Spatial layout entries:
+ + + + + + +

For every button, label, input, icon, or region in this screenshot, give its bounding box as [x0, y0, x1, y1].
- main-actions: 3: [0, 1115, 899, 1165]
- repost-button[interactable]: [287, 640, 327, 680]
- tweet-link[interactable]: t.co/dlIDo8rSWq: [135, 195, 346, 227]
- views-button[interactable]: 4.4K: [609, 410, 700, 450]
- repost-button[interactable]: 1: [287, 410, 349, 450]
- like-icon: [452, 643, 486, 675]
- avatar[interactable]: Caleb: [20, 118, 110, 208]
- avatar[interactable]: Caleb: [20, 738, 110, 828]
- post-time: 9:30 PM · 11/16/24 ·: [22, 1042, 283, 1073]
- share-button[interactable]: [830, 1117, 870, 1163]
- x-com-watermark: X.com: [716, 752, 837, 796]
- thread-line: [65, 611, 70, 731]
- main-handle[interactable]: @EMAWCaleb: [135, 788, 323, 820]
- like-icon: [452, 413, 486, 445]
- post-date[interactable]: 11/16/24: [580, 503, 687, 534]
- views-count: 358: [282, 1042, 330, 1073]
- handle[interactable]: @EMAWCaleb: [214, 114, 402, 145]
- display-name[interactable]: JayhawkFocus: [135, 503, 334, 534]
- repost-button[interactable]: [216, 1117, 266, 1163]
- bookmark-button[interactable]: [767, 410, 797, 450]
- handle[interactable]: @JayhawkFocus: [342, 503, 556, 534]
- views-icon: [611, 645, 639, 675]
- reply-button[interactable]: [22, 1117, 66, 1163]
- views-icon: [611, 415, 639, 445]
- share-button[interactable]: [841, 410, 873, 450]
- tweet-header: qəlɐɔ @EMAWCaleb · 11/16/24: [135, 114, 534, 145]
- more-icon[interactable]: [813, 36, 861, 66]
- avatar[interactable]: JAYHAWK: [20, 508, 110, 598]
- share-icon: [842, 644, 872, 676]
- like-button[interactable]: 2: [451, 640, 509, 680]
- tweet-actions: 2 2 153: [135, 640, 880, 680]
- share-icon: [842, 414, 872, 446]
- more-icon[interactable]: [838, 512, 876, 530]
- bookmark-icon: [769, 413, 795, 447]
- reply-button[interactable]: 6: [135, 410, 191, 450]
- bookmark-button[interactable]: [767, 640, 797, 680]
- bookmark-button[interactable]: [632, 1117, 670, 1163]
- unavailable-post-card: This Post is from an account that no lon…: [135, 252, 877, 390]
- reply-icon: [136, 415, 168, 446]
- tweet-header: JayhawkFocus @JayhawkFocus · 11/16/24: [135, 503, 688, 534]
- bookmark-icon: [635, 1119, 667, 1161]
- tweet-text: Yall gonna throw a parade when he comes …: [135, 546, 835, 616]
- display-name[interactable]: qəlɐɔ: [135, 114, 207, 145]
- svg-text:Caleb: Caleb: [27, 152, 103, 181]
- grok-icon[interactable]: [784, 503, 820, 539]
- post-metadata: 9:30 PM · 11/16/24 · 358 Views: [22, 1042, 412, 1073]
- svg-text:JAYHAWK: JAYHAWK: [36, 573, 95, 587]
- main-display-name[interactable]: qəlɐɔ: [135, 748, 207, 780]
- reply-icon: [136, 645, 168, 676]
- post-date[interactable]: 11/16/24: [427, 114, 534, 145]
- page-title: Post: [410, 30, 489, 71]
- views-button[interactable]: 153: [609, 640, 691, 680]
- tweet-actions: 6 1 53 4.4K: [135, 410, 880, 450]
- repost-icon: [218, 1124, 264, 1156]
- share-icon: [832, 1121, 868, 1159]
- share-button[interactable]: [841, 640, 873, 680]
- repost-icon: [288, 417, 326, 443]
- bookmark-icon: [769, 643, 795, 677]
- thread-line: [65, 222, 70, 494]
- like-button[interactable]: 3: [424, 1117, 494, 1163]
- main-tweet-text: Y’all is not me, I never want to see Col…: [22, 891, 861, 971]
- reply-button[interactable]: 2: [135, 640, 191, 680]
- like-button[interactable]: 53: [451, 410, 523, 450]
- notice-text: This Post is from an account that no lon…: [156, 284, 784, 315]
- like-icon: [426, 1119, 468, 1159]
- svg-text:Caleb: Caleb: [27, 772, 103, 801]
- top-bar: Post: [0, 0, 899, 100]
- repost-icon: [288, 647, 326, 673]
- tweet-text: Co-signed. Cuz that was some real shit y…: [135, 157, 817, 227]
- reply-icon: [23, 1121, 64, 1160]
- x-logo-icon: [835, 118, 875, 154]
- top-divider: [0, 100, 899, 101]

+ + + + + + +

→ **Exercise prompt**: Which lines in the material contain the string "more"? Copy each of those lines in full.

→ **Solution to this task**:
- more-icon[interactable]: [813, 36, 861, 66]
- more-icon[interactable]: [838, 512, 876, 530]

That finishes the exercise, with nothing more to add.